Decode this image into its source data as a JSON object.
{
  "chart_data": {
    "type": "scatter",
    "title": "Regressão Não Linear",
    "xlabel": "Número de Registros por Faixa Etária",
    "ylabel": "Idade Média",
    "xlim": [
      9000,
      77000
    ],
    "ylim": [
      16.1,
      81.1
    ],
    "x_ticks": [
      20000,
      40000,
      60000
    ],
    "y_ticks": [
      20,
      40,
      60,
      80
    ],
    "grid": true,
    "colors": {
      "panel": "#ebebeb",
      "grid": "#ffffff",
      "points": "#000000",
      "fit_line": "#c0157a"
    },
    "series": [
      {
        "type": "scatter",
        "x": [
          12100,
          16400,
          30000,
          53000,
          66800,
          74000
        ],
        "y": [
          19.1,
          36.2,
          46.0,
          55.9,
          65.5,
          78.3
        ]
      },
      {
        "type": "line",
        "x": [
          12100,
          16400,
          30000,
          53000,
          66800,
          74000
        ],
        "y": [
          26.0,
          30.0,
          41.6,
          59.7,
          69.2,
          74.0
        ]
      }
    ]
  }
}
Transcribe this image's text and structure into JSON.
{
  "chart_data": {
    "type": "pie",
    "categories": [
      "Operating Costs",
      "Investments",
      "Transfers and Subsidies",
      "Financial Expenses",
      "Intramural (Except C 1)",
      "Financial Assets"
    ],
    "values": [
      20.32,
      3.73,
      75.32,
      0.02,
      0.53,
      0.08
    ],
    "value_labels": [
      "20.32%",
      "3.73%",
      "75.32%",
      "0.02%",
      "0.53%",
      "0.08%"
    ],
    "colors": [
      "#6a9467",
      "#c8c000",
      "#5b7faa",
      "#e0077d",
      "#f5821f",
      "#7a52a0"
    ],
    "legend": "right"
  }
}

▶ _TASK DESCRIPTION_:
Type out the material again exactly as presented.

▶ _PROBLEM SOLUTION_:
Decode this image into its source data as a JSON object.
{
  "chart_data": {
    "type": "scatter",
    "title": "Regressão Não Linear",
    "xlabel": "Número de Registros por Faixa Etária",
    "ylabel": "Idade Média",
    "xlim": [
      9000,
      77000
    ],
    "ylim": [
      16.1,
      81.1
    ],
    "x_ticks": [
      20000,
      40000,
      60000
    ],
    "y_ticks": [
      20,
      40,
      60,
      80
    ],
    "grid": true,
    "colors": {
      "panel": "#ebebeb",
      "grid": "#ffffff",
      "points": "#000000",
      "fit_line": "#c0157a"
    },
    "series": [
      {
        "type": "scatter",
        "x": [
          12100,
          16400,
          30000,
          53000,
          66800,
          74000
        ],
        "y": [
          19.1,
          36.2,
          46.0,
          55.9,
          65.5,
          78.3
        ]
      },
      {
        "type": "line",
        "x": [
          12100,
          16400,
          30000,
          53000,
          66800,
          74000
        ],
        "y": [
          26.0,
          30.0,
          41.6,
          59.7,
          69.2,
          74.0
        ]
      }
    ]
  }
}
Transcribe this image's text and structure into JSON.
{
  "chart_data": {
    "type": "pie",
    "categories": [
      "Operating Costs",
      "Investments",
      "Transfers and Subsidies",
      "Financial Expenses",
      "Intramural (Except C 1)",
      "Financial Assets"
    ],
    "values": [
      20.32,
      3.73,
      75.32,
      0.02,
      0.53,
      0.08
    ],
    "value_labels": [
      "20.32%",
      "3.73%",
      "75.32%",
      "0.02%",
      "0.53%",
      "0.08%"
    ],
    "colors": [
      "#6a9467",
      "#c8c000",
      "#5b7faa",
      "#e0077d",
      "#f5821f",
      "#7a52a0"
    ],
    "legend": "right"
  }
}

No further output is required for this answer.